== OBJECTIVE ==
Copy each line in which the string "text" occurs.

··········

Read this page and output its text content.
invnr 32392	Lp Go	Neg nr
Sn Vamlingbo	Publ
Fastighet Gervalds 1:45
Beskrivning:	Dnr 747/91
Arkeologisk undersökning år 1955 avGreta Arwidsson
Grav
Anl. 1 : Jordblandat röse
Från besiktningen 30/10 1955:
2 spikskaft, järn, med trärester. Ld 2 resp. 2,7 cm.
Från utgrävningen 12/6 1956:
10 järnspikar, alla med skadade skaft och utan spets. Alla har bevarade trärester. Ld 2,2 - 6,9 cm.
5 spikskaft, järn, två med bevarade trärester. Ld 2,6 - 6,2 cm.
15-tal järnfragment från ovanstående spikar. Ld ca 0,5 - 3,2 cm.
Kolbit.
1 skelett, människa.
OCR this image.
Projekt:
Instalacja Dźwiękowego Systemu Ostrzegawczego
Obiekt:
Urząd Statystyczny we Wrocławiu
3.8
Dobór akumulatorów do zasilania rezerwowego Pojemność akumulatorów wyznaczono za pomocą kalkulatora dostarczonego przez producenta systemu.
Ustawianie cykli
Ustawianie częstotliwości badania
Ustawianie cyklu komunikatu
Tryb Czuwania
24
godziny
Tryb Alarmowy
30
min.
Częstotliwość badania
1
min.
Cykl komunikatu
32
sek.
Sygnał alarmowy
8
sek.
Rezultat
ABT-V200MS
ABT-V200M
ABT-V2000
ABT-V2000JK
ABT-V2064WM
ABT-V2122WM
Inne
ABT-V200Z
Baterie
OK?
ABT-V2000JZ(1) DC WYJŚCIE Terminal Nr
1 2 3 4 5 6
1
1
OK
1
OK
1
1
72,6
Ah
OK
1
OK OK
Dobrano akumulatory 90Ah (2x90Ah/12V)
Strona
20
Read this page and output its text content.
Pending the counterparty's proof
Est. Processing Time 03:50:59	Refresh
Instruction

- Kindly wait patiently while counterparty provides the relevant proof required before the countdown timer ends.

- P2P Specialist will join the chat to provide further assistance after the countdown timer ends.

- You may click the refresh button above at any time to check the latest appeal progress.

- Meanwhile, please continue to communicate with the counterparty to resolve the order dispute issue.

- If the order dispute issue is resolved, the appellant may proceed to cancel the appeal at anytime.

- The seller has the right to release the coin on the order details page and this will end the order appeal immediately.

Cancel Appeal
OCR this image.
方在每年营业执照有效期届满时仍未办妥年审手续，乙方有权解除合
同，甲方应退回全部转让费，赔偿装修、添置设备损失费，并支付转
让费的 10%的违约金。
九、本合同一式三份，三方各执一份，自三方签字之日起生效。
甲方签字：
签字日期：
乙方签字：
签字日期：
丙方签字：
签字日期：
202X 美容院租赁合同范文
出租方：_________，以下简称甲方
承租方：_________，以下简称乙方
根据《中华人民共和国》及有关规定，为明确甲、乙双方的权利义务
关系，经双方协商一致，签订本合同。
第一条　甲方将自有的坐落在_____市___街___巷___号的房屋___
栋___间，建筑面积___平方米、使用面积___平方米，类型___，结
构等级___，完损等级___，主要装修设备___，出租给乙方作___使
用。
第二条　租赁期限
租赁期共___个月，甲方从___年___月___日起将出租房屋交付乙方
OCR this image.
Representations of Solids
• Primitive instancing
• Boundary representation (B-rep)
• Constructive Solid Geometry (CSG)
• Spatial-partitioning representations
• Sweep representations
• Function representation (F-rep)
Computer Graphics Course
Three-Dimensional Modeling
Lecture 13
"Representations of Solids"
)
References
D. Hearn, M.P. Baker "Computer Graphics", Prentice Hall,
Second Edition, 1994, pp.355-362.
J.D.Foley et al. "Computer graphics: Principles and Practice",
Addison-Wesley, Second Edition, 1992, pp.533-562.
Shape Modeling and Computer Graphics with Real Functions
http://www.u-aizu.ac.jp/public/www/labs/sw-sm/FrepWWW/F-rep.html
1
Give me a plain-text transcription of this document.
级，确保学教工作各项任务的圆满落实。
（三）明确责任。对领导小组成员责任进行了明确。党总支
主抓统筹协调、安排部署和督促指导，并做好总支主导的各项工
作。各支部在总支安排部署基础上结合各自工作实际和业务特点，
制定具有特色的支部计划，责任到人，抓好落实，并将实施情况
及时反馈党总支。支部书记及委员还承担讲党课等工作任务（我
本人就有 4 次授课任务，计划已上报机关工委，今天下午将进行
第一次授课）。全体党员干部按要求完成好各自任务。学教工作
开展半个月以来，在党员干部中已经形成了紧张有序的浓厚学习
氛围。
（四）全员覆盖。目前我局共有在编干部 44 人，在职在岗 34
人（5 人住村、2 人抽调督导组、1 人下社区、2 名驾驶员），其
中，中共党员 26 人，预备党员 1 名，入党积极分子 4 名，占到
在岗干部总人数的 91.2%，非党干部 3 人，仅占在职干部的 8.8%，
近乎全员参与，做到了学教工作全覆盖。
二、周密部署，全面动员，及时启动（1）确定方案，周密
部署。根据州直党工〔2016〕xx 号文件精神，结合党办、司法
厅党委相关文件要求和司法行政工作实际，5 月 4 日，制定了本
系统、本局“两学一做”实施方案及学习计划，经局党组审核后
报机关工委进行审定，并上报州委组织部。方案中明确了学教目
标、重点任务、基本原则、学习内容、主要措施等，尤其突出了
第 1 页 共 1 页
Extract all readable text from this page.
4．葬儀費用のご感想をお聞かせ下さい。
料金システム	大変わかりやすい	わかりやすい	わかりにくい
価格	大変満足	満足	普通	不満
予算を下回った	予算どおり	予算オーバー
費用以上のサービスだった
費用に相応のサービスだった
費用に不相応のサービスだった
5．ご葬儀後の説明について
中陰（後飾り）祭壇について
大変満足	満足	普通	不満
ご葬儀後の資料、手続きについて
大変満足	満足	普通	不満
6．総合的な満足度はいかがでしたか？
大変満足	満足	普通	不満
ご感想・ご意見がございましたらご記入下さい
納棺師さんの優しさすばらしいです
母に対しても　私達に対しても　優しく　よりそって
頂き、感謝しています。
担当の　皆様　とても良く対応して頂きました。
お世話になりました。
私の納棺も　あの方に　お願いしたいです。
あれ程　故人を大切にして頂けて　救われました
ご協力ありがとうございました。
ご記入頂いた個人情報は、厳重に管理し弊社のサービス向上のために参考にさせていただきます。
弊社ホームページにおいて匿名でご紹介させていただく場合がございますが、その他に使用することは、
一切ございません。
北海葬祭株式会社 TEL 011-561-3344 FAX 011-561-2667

··········

== EXERCISE OUTPUT ==
Read this page and output its text content.
Read this page and output its text content.
Give me a plain-text transcription of this document.
Extract all readable text from this page.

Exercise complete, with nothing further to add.